SUPPLIED DATA:
◆ ◆ ◆ ◆ ◆

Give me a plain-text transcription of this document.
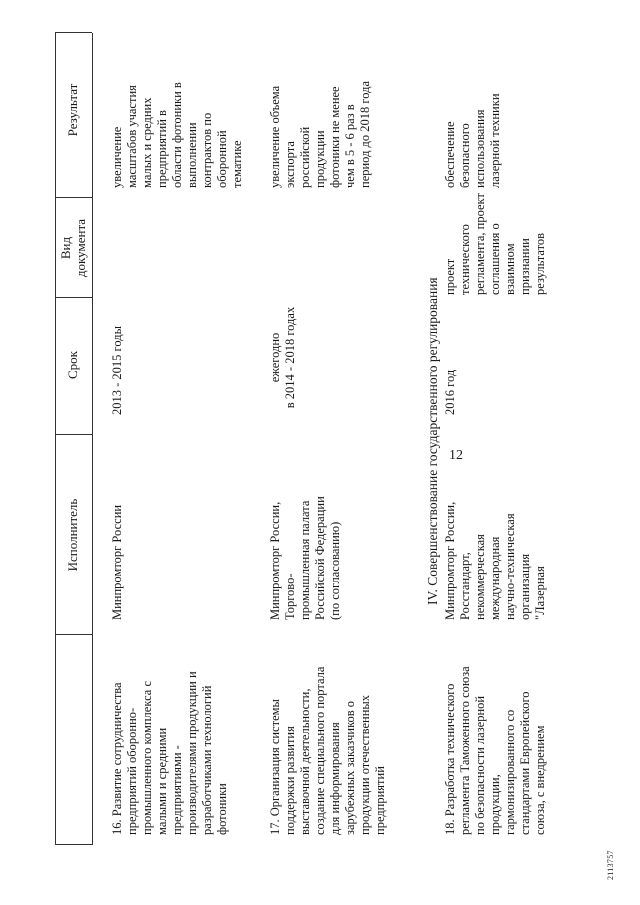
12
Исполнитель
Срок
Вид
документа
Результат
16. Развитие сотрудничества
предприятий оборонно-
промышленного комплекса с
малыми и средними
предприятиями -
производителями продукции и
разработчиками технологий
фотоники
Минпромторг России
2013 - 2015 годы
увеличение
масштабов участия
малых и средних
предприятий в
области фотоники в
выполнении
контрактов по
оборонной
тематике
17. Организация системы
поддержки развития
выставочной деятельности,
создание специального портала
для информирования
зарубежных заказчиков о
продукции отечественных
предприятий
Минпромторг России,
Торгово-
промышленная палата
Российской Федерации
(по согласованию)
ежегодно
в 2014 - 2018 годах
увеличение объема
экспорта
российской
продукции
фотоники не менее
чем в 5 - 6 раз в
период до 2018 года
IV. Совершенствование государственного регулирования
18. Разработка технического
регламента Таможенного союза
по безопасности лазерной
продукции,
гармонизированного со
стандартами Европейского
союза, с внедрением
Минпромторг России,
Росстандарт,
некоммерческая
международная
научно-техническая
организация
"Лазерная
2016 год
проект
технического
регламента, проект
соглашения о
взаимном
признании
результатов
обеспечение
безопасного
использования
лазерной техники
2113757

◆ ◆ ◆ ◆ ◆

GOAL: Search the records for the word "регламента", then list every line that has it.

EXPECTED ANSWER:
регламента Таможенного союза
регламента, проект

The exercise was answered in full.